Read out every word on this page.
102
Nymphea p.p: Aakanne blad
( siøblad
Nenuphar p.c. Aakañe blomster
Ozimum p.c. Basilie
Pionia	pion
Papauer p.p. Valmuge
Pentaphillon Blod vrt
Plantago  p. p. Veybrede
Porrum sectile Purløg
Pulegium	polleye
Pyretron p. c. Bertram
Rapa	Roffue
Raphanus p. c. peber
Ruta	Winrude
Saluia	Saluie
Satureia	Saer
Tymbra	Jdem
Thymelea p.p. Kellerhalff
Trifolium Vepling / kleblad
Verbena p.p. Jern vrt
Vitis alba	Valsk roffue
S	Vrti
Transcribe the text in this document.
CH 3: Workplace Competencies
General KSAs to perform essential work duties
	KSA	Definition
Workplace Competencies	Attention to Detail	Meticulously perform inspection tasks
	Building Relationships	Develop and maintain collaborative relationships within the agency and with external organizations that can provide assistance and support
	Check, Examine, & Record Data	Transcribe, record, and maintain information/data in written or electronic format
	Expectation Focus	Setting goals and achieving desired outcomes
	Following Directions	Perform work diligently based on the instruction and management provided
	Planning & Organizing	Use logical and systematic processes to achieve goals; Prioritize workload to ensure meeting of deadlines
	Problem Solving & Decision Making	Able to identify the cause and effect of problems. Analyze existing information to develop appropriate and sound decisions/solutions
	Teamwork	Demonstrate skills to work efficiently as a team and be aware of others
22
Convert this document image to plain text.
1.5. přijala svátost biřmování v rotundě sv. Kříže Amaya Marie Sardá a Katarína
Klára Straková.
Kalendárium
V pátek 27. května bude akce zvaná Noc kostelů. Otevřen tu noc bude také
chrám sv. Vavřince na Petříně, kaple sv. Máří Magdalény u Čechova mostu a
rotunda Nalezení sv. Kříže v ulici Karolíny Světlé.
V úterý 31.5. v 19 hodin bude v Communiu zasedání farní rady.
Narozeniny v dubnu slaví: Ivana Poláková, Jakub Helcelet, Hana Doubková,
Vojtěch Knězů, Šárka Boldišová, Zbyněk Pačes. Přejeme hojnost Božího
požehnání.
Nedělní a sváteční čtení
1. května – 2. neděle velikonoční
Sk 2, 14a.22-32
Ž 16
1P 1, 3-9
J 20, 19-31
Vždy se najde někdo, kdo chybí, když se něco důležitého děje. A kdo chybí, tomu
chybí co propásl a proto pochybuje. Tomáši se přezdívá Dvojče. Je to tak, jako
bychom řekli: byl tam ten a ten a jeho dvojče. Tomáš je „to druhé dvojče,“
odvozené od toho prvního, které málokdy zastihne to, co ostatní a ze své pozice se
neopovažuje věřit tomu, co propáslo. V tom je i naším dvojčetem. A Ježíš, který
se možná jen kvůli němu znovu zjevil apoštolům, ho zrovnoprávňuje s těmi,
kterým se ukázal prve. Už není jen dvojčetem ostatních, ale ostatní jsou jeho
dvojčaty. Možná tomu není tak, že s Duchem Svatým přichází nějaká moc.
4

•••••

Goal >>
Please output the complete data exactly.

Solution to the exercise >>
Read out every word on this page.
102
Nymphea p.p: Aakanne blad
( siøblad
Nenuphar p.c. Aakañe blomster
Ozimum p.c. Basilie
Pionia	pion
Papauer p.p. Valmuge
Pentaphillon Blod vrt
Plantago  p. p. Veybrede
Porrum sectile Purløg
Pulegium	polleye
Pyretron p. c. Bertram
Rapa	Roffue
Raphanus p. c. peber
Ruta	Winrude
Saluia	Saluie
Satureia	Saer
Tymbra	Jdem
Thymelea p.p. Kellerhalff
Trifolium Vepling / kleblad
Verbena p.p. Jern vrt
Vitis alba	Valsk roffue
S	Vrti
Transcribe the text in this document.
CH 3: Workplace Competencies
General KSAs to perform essential work duties
	KSA	Definition
Workplace Competencies	Attention to Detail	Meticulously perform inspection tasks
	Building Relationships	Develop and maintain collaborative relationships within the agency and with external organizations that can provide assistance and support
	Check, Examine, & Record Data	Transcribe, record, and maintain information/data in written or electronic format
	Expectation Focus	Setting goals and achieving desired outcomes
	Following Directions	Perform work diligently based on the instruction and management provided
	Planning & Organizing	Use logical and systematic processes to achieve goals; Prioritize workload to ensure meeting of deadlines
	Problem Solving & Decision Making	Able to identify the cause and effect of problems. Analyze existing information to develop appropriate and sound decisions/solutions
	Teamwork	Demonstrate skills to work efficiently as a team and be aware of others
22
Convert this document image to plain text.
1.5. přijala svátost biřmování v rotundě sv. Kříže Amaya Marie Sardá a Katarína
Klára Straková.
Kalendárium
V pátek 27. května bude akce zvaná Noc kostelů. Otevřen tu noc bude také
chrám sv. Vavřince na Petříně, kaple sv. Máří Magdalény u Čechova mostu a
rotunda Nalezení sv. Kříže v ulici Karolíny Světlé.
V úterý 31.5. v 19 hodin bude v Communiu zasedání farní rady.
Narozeniny v dubnu slaví: Ivana Poláková, Jakub Helcelet, Hana Doubková,
Vojtěch Knězů, Šárka Boldišová, Zbyněk Pačes. Přejeme hojnost Božího
požehnání.
Nedělní a sváteční čtení
1. května – 2. neděle velikonoční
Sk 2, 14a.22-32
Ž 16
1P 1, 3-9
J 20, 19-31
Vždy se najde někdo, kdo chybí, když se něco důležitého děje. A kdo chybí, tomu
chybí co propásl a proto pochybuje. Tomáši se přezdívá Dvojče. Je to tak, jako
bychom řekli: byl tam ten a ten a jeho dvojče. Tomáš je „to druhé dvojče,“
odvozené od toho prvního, které málokdy zastihne to, co ostatní a ze své pozice se
neopovažuje věřit tomu, co propáslo. V tom je i naším dvojčetem. A Ježíš, který
se možná jen kvůli němu znovu zjevil apoštolům, ho zrovnoprávňuje s těmi,
kterým se ukázal prve. Už není jen dvojčetem ostatních, ale ostatní jsou jeho
dvojčaty. Možná tomu není tak, že s Duchem Svatým přichází nějaká moc.
4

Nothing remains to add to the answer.